## Data supplied
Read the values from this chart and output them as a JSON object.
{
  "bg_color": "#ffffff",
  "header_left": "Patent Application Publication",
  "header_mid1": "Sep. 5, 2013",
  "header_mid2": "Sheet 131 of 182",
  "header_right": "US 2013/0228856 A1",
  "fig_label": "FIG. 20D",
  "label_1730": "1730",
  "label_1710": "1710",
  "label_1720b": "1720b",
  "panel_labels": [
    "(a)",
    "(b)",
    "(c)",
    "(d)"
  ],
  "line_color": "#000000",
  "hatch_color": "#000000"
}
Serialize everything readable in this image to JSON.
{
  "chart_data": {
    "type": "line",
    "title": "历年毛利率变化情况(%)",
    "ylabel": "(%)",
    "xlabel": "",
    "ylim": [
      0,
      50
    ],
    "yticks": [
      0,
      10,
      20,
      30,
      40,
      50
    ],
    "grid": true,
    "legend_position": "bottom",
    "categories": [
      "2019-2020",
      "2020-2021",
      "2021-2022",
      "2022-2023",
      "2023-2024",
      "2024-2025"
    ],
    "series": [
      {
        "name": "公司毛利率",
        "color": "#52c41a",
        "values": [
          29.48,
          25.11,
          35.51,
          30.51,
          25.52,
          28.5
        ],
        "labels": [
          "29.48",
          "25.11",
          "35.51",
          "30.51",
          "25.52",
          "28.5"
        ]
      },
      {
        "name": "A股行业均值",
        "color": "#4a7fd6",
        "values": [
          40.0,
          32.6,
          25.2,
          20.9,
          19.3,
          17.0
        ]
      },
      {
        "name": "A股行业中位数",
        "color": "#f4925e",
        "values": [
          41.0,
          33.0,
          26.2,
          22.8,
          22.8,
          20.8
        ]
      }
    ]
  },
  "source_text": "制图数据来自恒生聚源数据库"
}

## Given task
How many lines in the entries contain the string "name"? Answer with the number only.

## Exercise output
3